* **AIM OF THE EXERCISE**:
Your answer should be a single number: the count of lines containing "icon".

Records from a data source

^^^^^^^^

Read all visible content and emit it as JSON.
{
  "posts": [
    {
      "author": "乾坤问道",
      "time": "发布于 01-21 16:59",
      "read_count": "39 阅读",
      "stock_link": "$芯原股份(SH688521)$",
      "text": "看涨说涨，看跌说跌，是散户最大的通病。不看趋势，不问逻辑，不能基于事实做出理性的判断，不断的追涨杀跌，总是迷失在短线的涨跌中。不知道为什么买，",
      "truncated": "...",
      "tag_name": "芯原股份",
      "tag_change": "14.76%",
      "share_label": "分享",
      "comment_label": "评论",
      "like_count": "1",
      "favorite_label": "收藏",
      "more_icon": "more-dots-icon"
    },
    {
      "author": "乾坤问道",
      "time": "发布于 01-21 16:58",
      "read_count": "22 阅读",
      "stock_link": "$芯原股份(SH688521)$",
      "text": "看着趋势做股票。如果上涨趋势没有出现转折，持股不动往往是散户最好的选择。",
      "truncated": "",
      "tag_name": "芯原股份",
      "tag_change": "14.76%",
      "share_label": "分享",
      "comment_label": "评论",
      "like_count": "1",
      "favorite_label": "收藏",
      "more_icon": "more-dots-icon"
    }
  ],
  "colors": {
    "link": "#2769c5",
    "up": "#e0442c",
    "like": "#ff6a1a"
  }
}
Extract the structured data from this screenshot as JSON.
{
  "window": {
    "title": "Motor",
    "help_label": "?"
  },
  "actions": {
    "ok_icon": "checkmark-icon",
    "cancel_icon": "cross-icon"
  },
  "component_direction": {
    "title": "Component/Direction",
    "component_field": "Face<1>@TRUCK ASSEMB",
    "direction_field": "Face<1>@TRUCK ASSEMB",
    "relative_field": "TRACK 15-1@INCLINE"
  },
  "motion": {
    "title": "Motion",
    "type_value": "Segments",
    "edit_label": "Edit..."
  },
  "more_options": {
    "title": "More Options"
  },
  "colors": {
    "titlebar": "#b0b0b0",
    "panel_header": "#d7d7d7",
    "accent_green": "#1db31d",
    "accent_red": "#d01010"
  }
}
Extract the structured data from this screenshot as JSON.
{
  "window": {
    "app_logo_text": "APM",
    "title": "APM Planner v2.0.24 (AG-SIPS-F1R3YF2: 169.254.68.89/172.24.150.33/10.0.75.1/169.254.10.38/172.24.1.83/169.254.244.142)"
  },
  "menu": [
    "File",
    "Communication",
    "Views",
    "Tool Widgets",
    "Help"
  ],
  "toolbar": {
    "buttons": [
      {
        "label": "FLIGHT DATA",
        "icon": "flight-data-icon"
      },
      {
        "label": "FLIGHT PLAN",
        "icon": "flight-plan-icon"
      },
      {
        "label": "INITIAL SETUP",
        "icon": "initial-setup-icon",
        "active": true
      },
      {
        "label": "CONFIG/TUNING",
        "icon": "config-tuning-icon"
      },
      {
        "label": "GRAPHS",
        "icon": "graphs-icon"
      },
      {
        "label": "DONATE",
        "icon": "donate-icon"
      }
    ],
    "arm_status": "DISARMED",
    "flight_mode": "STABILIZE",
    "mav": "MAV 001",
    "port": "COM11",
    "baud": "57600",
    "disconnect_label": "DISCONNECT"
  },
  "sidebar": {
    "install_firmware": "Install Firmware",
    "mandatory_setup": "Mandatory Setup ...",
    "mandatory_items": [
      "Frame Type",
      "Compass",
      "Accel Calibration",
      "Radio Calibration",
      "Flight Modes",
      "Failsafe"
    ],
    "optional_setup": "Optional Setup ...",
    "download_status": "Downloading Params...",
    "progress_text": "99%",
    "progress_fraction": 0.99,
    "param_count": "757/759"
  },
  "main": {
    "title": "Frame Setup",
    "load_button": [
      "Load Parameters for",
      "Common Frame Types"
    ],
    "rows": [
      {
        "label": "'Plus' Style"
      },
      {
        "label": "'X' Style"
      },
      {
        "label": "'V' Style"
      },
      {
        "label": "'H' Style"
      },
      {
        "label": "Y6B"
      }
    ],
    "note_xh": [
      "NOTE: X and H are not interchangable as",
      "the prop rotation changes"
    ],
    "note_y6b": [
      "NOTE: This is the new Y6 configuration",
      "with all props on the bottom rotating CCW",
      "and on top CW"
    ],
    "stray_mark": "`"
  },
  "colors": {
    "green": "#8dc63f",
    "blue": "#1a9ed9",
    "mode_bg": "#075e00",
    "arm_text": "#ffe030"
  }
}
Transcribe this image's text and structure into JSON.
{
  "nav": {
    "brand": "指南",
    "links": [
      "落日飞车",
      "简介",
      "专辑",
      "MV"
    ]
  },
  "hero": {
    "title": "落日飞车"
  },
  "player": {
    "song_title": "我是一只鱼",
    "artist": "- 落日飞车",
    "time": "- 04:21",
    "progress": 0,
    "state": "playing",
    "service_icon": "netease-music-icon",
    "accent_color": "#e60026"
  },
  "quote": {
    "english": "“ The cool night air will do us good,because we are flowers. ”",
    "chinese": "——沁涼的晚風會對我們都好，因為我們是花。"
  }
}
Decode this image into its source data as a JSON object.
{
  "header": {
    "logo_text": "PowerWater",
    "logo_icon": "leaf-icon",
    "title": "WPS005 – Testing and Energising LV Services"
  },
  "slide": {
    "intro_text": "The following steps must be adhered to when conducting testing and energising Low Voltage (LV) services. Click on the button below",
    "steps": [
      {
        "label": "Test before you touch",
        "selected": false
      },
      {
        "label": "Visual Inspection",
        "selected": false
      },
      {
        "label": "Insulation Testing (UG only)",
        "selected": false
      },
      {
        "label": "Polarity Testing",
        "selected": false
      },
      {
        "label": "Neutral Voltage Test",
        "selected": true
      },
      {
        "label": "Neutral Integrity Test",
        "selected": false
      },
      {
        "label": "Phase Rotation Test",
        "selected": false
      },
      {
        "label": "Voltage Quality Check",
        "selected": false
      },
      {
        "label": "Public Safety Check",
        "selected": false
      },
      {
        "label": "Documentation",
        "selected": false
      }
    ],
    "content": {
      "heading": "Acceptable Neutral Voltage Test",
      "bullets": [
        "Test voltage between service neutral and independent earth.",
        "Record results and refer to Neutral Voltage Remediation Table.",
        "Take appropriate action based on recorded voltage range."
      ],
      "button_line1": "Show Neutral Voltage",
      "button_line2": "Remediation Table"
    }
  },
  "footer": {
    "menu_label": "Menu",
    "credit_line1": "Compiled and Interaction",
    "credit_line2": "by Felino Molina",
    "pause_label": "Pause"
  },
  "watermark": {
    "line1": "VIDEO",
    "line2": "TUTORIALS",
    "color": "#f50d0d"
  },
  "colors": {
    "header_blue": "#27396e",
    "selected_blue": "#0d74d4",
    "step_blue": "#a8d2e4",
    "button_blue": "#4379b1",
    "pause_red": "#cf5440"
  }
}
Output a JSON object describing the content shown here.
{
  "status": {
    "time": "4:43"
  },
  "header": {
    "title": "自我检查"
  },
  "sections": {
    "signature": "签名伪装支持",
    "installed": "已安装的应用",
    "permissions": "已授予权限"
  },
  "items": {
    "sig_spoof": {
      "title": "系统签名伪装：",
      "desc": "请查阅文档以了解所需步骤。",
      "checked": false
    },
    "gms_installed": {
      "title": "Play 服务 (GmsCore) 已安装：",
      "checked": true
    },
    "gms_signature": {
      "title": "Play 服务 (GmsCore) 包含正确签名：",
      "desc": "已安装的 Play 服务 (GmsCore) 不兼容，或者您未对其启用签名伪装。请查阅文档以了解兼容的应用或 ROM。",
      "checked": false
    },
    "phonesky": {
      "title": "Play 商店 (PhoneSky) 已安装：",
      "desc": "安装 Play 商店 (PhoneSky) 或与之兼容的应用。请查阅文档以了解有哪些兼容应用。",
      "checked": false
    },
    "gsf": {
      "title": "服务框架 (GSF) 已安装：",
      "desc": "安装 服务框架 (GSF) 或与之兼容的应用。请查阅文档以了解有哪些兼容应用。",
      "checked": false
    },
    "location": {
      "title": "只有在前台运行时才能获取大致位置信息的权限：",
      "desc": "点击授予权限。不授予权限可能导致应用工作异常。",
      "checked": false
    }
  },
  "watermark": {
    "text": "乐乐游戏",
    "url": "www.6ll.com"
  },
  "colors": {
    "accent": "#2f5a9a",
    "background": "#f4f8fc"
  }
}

^^^^^^^^

* **PROBLEM SOLUTION**:
12